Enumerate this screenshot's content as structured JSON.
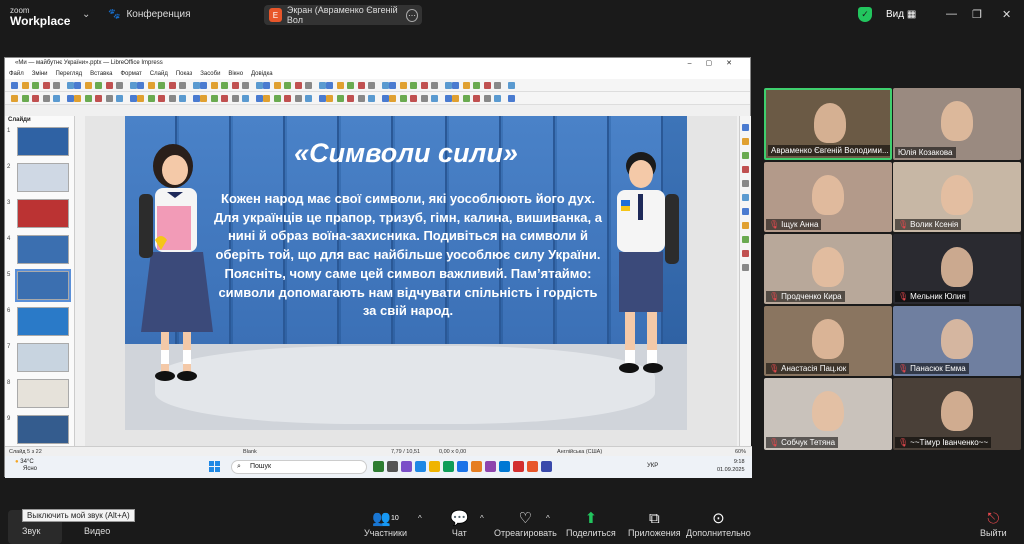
{
  "zoom": {
    "logo_small": "zoom",
    "logo_big": "Workplace",
    "meeting_label": "Конференция",
    "share_title": "Экран (Авраменко Євгеній Вол",
    "share_badge": "E",
    "view_label": "Вид"
  },
  "libreoffice": {
    "title": "«Ми — майбутнє України».pptx — LibreOffice Impress",
    "menu": [
      "Файл",
      "Зміни",
      "Перегляд",
      "Вставка",
      "Формат",
      "Слайд",
      "Показ",
      "Засоби",
      "Вікно",
      "Довідка"
    ],
    "slides_panel_title": "Слайди",
    "slide_numbers": [
      "1",
      "2",
      "3",
      "4",
      "5",
      "6",
      "7",
      "8",
      "9"
    ],
    "status": {
      "slide_count": "Слайд 5 з 22",
      "layout": "Blank",
      "position": "7,79 / 10,51",
      "size": "0,00 x 0,00",
      "language": "Англійська (США)",
      "zoom": "60%"
    }
  },
  "slide": {
    "title": "«Символи сили»",
    "body": "Кожен народ має свої символи, які уособлюють його дух. Для українців це прапор, тризуб, гімн, калина, вишиванка, а нині й образ воїна-захисника. Подивіться на символи й оберіть той, що для вас найбільше уособлює силу України. Поясніть, чому саме цей символ важливий. Пам’ятаймо: символи допомагають нам відчувати спільність і гордість за свій народ."
  },
  "taskbar": {
    "weather_temp": "34°C",
    "weather_desc": "Ясно",
    "search_placeholder": "Пошук",
    "lang": "УКР",
    "time": "9:18",
    "date": "01.09.2025"
  },
  "participants": [
    {
      "name": "Авраменко Євгеній Володими...",
      "muted": false,
      "bg": "#6b5a45"
    },
    {
      "name": "Юлія Козакова",
      "muted": false,
      "bg": "#9a8a80"
    },
    {
      "name": "Іщук Анна",
      "muted": true,
      "bg": "#b39a8a"
    },
    {
      "name": "Волик Ксенія",
      "muted": true,
      "bg": "#c7b7a5"
    },
    {
      "name": "Продченко Кира",
      "muted": true,
      "bg": "#b8a89a"
    },
    {
      "name": "Мельник Юлия",
      "muted": true,
      "bg": "#2a2a30"
    },
    {
      "name": "Анастасія Пац.юк",
      "muted": true,
      "bg": "#8a7560"
    },
    {
      "name": "Панасюк Емма",
      "muted": true,
      "bg": "#6f7fa0"
    },
    {
      "name": "Собчук Тетяна",
      "muted": true,
      "bg": "#c9c2bb"
    },
    {
      "name": "~~Тімур Іванченко~~",
      "muted": true,
      "bg": "#4a4038"
    }
  ],
  "bottom": {
    "audio": "Звук",
    "video": "Видео",
    "participants": "Участники",
    "participants_count": "10",
    "chat": "Чат",
    "react": "Отреагировать",
    "share": "Поделиться",
    "apps": "Приложения",
    "more": "Дополнительно",
    "leave": "Выйти",
    "tooltip": "Выключить мой звук (Alt+A)"
  },
  "colors": {
    "accent_green": "#22c55e",
    "active_speaker_border": "#3fcf6e",
    "slide_blue": "#3b6fb0"
  }
}
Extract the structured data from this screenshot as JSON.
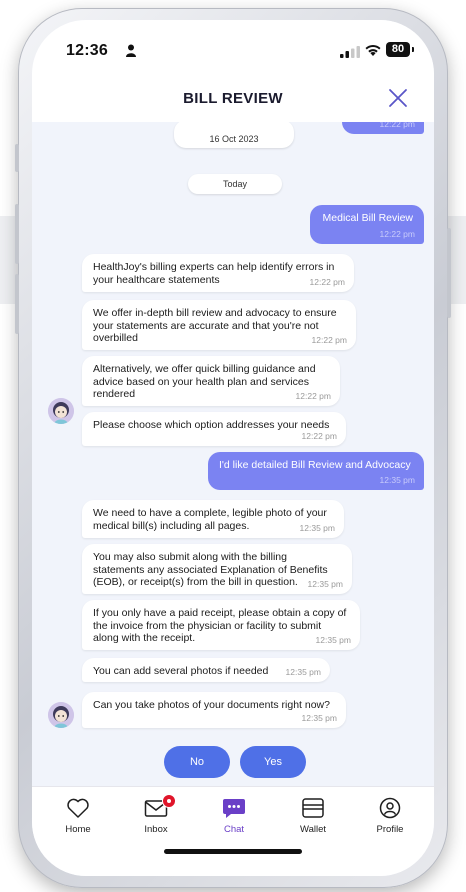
{
  "status_bar": {
    "time": "12:36",
    "battery": "80"
  },
  "header": {
    "title": "BILL REVIEW",
    "close_icon": "close-icon"
  },
  "chat": {
    "top_partial_time": "12:22 pm",
    "date_old": "16 Oct 2023",
    "date_today": "Today",
    "messages": [
      {
        "from": "user",
        "text": "Medical Bill Review",
        "time": "12:22 pm"
      },
      {
        "from": "bot",
        "text": "HealthJoy's billing experts can help identify errors in your healthcare statements",
        "time": "12:22 pm"
      },
      {
        "from": "bot",
        "text": "We offer in-depth bill review and advocacy to ensure your statements are accurate and that you're not overbilled",
        "time": "12:22 pm"
      },
      {
        "from": "bot",
        "text": "Alternatively, we offer quick billing guidance and advice based on your health plan and services rendered",
        "time": "12:22 pm"
      },
      {
        "from": "bot",
        "text": "Please choose which option addresses your needs",
        "time": "12:22 pm"
      },
      {
        "from": "user",
        "text": "I'd like detailed Bill Review and Advocacy",
        "time": "12:35 pm"
      },
      {
        "from": "bot",
        "text": "We need to have a complete, legible photo of your medical bill(s) including all pages.",
        "time": "12:35 pm"
      },
      {
        "from": "bot",
        "text": "You may also submit along with the billing statements any associated Explanation of Benefits (EOB), or receipt(s) from the bill in question.",
        "time": "12:35 pm"
      },
      {
        "from": "bot",
        "text": "If you only have a paid receipt, please obtain a copy of the invoice from the physician or facility to submit along with the receipt.",
        "time": "12:35 pm"
      },
      {
        "from": "bot",
        "text": "You can add several photos if needed",
        "time": "12:35 pm"
      },
      {
        "from": "bot",
        "text": "Can you take photos of your documents right now?",
        "time": "12:35 pm"
      }
    ],
    "choices": {
      "no": "No",
      "yes": "Yes"
    }
  },
  "nav": {
    "items": [
      {
        "label": "Home",
        "icon": "heart-icon"
      },
      {
        "label": "Inbox",
        "icon": "envelope-icon"
      },
      {
        "label": "Chat",
        "icon": "chat-icon"
      },
      {
        "label": "Wallet",
        "icon": "wallet-icon"
      },
      {
        "label": "Profile",
        "icon": "profile-icon"
      }
    ],
    "active": "Chat"
  },
  "colors": {
    "user_bubble": "#7b83f2",
    "choice_button": "#4f70e7",
    "active_nav": "#6a3fc7",
    "badge": "#e0152a",
    "chat_bg": "#f1f4fb"
  }
}
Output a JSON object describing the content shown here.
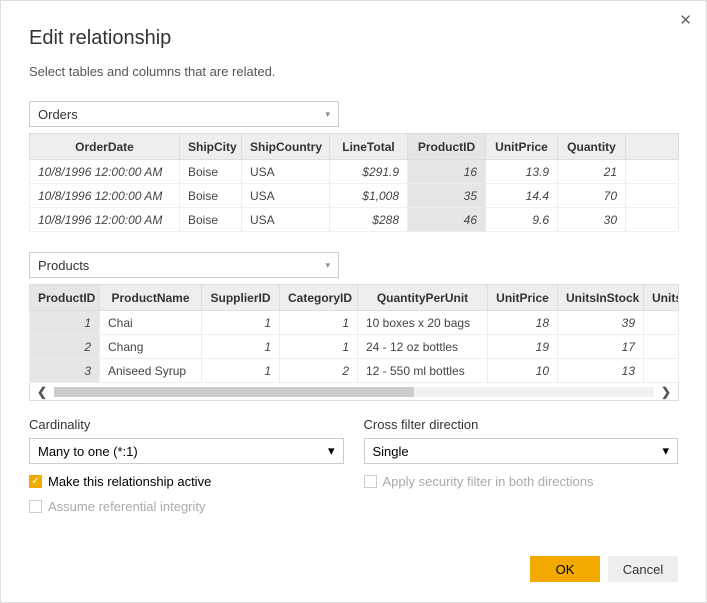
{
  "dialog": {
    "title": "Edit relationship",
    "subtitle": "Select tables and columns that are related.",
    "close": "✕"
  },
  "table1": {
    "selected": "Orders",
    "headers": [
      "OrderDate",
      "ShipCity",
      "ShipCountry",
      "LineTotal",
      "ProductID",
      "UnitPrice",
      "Quantity"
    ],
    "rows": [
      {
        "OrderDate": "10/8/1996 12:00:00 AM",
        "ShipCity": "Boise",
        "ShipCountry": "USA",
        "LineTotal": "$291.9",
        "ProductID": "16",
        "UnitPrice": "13.9",
        "Quantity": "21"
      },
      {
        "OrderDate": "10/8/1996 12:00:00 AM",
        "ShipCity": "Boise",
        "ShipCountry": "USA",
        "LineTotal": "$1,008",
        "ProductID": "35",
        "UnitPrice": "14.4",
        "Quantity": "70"
      },
      {
        "OrderDate": "10/8/1996 12:00:00 AM",
        "ShipCity": "Boise",
        "ShipCountry": "USA",
        "LineTotal": "$288",
        "ProductID": "46",
        "UnitPrice": "9.6",
        "Quantity": "30"
      }
    ]
  },
  "table2": {
    "selected": "Products",
    "headers": [
      "ProductID",
      "ProductName",
      "SupplierID",
      "CategoryID",
      "QuantityPerUnit",
      "UnitPrice",
      "UnitsInStock",
      "UnitsOnOrder"
    ],
    "rows": [
      {
        "ProductID": "1",
        "ProductName": "Chai",
        "SupplierID": "1",
        "CategoryID": "1",
        "QuantityPerUnit": "10 boxes x 20 bags",
        "UnitPrice": "18",
        "UnitsInStock": "39"
      },
      {
        "ProductID": "2",
        "ProductName": "Chang",
        "SupplierID": "1",
        "CategoryID": "1",
        "QuantityPerUnit": "24 - 12 oz bottles",
        "UnitPrice": "19",
        "UnitsInStock": "17"
      },
      {
        "ProductID": "3",
        "ProductName": "Aniseed Syrup",
        "SupplierID": "1",
        "CategoryID": "2",
        "QuantityPerUnit": "12 - 550 ml bottles",
        "UnitPrice": "10",
        "UnitsInStock": "13"
      }
    ]
  },
  "options": {
    "cardinality_label": "Cardinality",
    "cardinality_value": "Many to one (*:1)",
    "crossfilter_label": "Cross filter direction",
    "crossfilter_value": "Single",
    "active_label": "Make this relationship active",
    "security_label": "Apply security filter in both directions",
    "integrity_label": "Assume referential integrity"
  },
  "buttons": {
    "ok": "OK",
    "cancel": "Cancel"
  },
  "glyph": {
    "chev": "▾",
    "check": "✓",
    "left": "❮",
    "right": "❯"
  }
}
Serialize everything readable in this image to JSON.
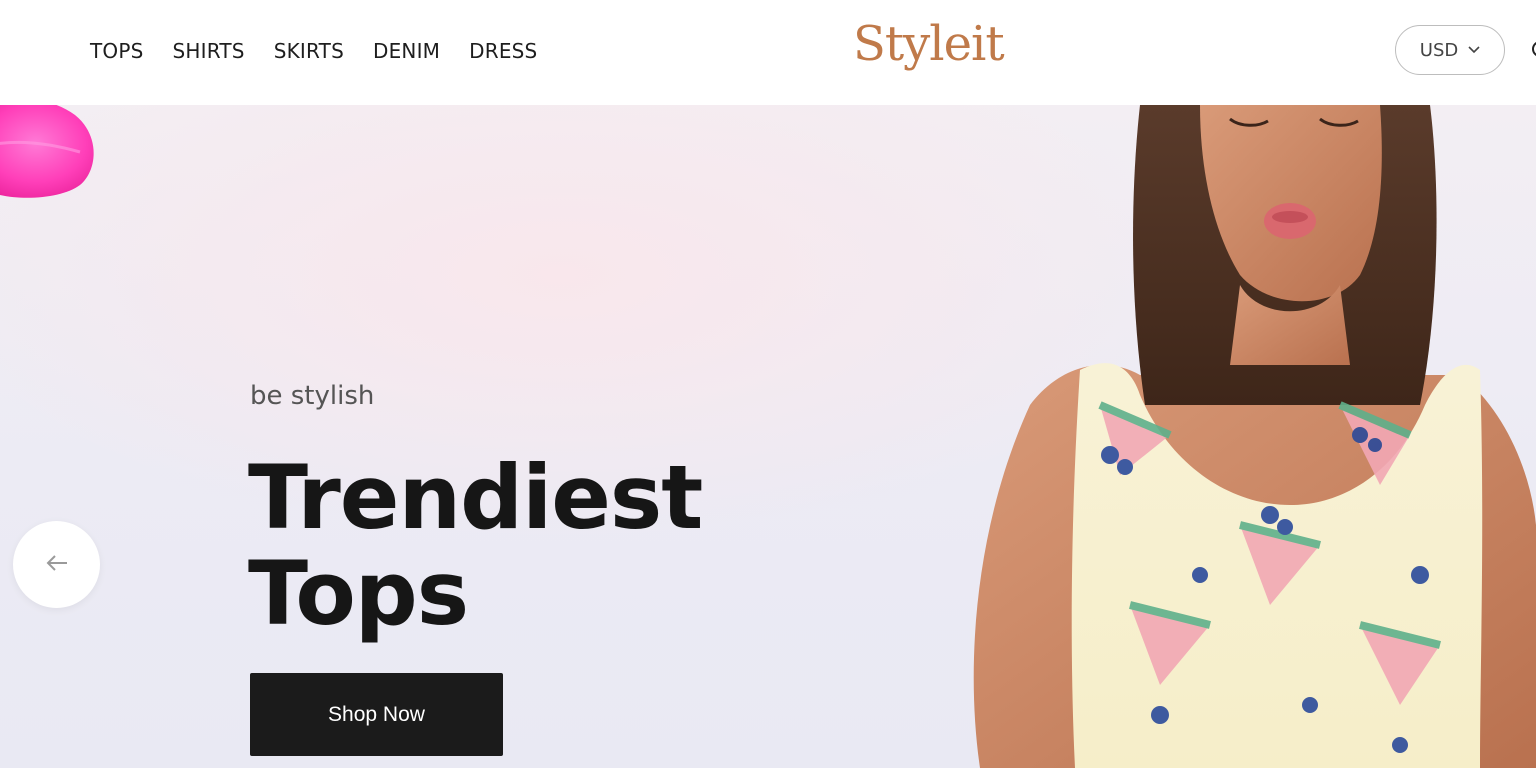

■ ■ ■ ■ ■ ■ ■

* Problem statement
Go through the preceding material and copy each line that has the word "bottles".

* Response to the task
        "QuantityPerUnit": "24 - 12 oz bottles",
        "QuantityPerUnit": "12 - 550 ml bottles",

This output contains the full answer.